### Exercise requirements
The records should be repeated word for word, pictures excluded.

### Records supplied
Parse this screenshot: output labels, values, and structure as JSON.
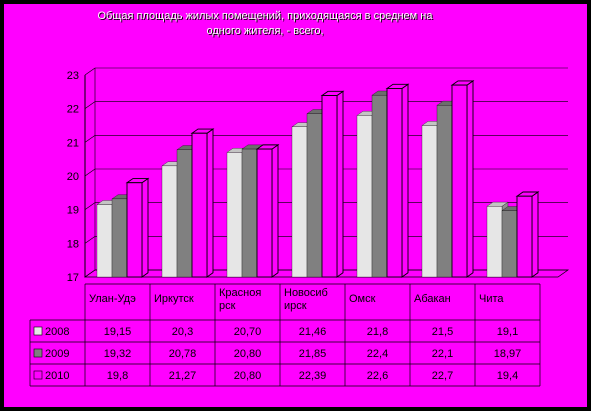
{
  "title": "Общая площадь жилых помещений, приходящаяся в среднем на\nодного жителя, - всего,",
  "chart_data": {
    "type": "bar",
    "categories": [
      "Улан-Удэ",
      "Иркутск",
      "Красноярск",
      "Новосибирск",
      "Омск",
      "Абакан",
      "Чита"
    ],
    "category_labels": [
      "Улан-Удэ",
      "Иркутск",
      "Красноя\nрск",
      "Новосиб\nирск",
      "Омск",
      "Абакан",
      "Чита"
    ],
    "series": [
      {
        "name": "2008",
        "color": "#e6e6e6",
        "values": [
          19.15,
          20.3,
          20.7,
          21.46,
          21.8,
          21.5,
          19.1
        ],
        "labels": [
          "19,15",
          "20,3",
          "20,70",
          "21,46",
          "21,8",
          "21,5",
          "19,1"
        ]
      },
      {
        "name": "2009",
        "color": "#808080",
        "values": [
          19.32,
          20.78,
          20.8,
          21.85,
          22.4,
          22.1,
          18.97
        ],
        "labels": [
          "19,32",
          "20,78",
          "20,80",
          "21,85",
          "22,4",
          "22,1",
          "18,97"
        ]
      },
      {
        "name": "2010",
        "color": "#ff00ff",
        "values": [
          19.8,
          21.27,
          20.8,
          22.39,
          22.6,
          22.7,
          19.4
        ],
        "labels": [
          "19,8",
          "21,27",
          "20,80",
          "22,39",
          "22,6",
          "22,7",
          "19,4"
        ]
      }
    ],
    "yticks": [
      17,
      18,
      19,
      20,
      21,
      22,
      23
    ],
    "ylim": [
      17,
      23
    ],
    "legend": "data-table",
    "grid": true
  }
}
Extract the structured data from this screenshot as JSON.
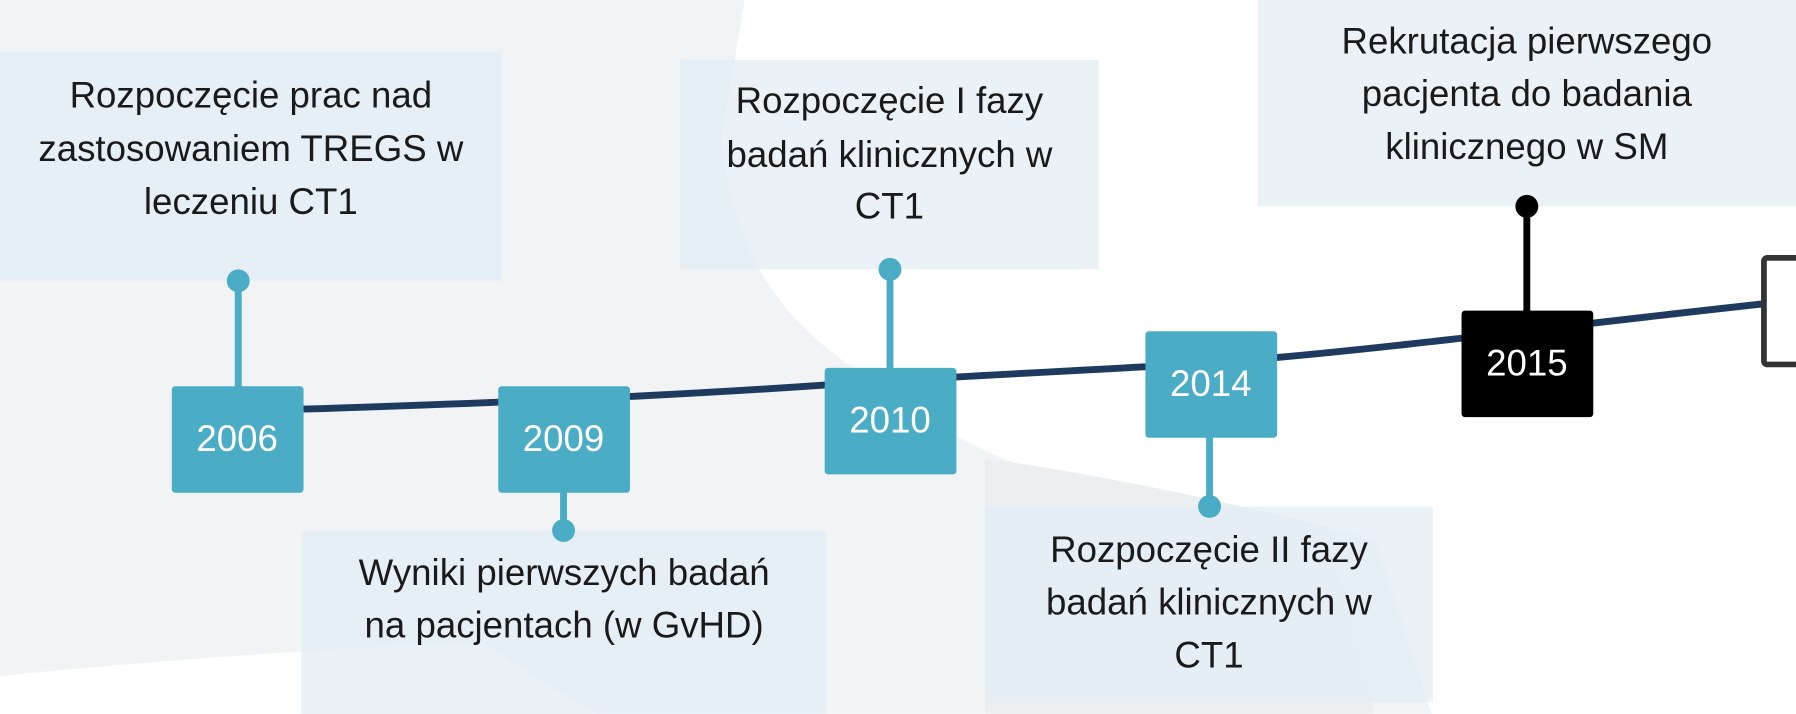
{
  "timeline": {
    "events": [
      {
        "year": "2006",
        "label": [
          "Rozpoczęcie prac nad",
          "zastosowaniem TREGS w",
          "leczeniu CT1"
        ]
      },
      {
        "year": "2009",
        "label": [
          "Wyniki pierwszych badań",
          "na pacjentach (w GvHD)"
        ]
      },
      {
        "year": "2010",
        "label": [
          "Rozpoczęcie I fazy",
          "badań klinicznych w",
          "CT1"
        ]
      },
      {
        "year": "2014",
        "label": [
          "Rozpoczęcie II fazy",
          "badań klinicznych w",
          "CT1"
        ]
      },
      {
        "year": "2015",
        "label": [
          "Rekrutacja pierwszego",
          "pacjenta do badania",
          "klinicznego w SM"
        ]
      }
    ]
  }
}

### Result of the task
Parse this screenshot: output labels, values, and structure as JSON.
{
  "title": "Общая площадь жилых помещений, приходящаяся в среднем на\nодного жителя, - всего,",
  "chart_data": {
    "type": "bar",
    "categories": [
      "Улан-Удэ",
      "Иркутск",
      "Красноярск",
      "Новосибирск",
      "Омск",
      "Абакан",
      "Чита"
    ],
    "category_labels": [
      "Улан-Удэ",
      "Иркутск",
      "Красноя\nрск",
      "Новосиб\nирск",
      "Омск",
      "Абакан",
      "Чита"
    ],
    "series": [
      {
        "name": "2008",
        "color": "#e6e6e6",
        "values": [
          19.15,
          20.3,
          20.7,
          21.46,
          21.8,
          21.5,
          19.1
        ],
        "labels": [
          "19,15",
          "20,3",
          "20,70",
          "21,46",
          "21,8",
          "21,5",
          "19,1"
        ]
      },
      {
        "name": "2009",
        "color": "#808080",
        "values": [
          19.32,
          20.78,
          20.8,
          21.85,
          22.4,
          22.1,
          18.97
        ],
        "labels": [
          "19,32",
          "20,78",
          "20,80",
          "21,85",
          "22,4",
          "22,1",
          "18,97"
        ]
      },
      {
        "name": "2010",
        "color": "#ff00ff",
        "values": [
          19.8,
          21.27,
          20.8,
          22.39,
          22.6,
          22.7,
          19.4
        ],
        "labels": [
          "19,8",
          "21,27",
          "20,80",
          "22,39",
          "22,6",
          "22,7",
          "19,4"
        ]
      }
    ],
    "yticks": [
      17,
      18,
      19,
      20,
      21,
      22,
      23
    ],
    "ylim": [
      17,
      23
    ],
    "legend": "data-table",
    "grid": true
  }
}
Extract the structured data from this screenshot as JSON.
{
  "timeline": {
    "events": [
      {
        "year": "2006",
        "label": [
          "Rozpoczęcie prac nad",
          "zastosowaniem TREGS w",
          "leczeniu CT1"
        ]
      },
      {
        "year": "2009",
        "label": [
          "Wyniki pierwszych badań",
          "na pacjentach (w GvHD)"
        ]
      },
      {
        "year": "2010",
        "label": [
          "Rozpoczęcie I fazy",
          "badań klinicznych w",
          "CT1"
        ]
      },
      {
        "year": "2014",
        "label": [
          "Rozpoczęcie II fazy",
          "badań klinicznych w",
          "CT1"
        ]
      },
      {
        "year": "2015",
        "label": [
          "Rekrutacja pierwszego",
          "pacjenta do badania",
          "klinicznego w SM"
        ]
      }
    ]
  }
}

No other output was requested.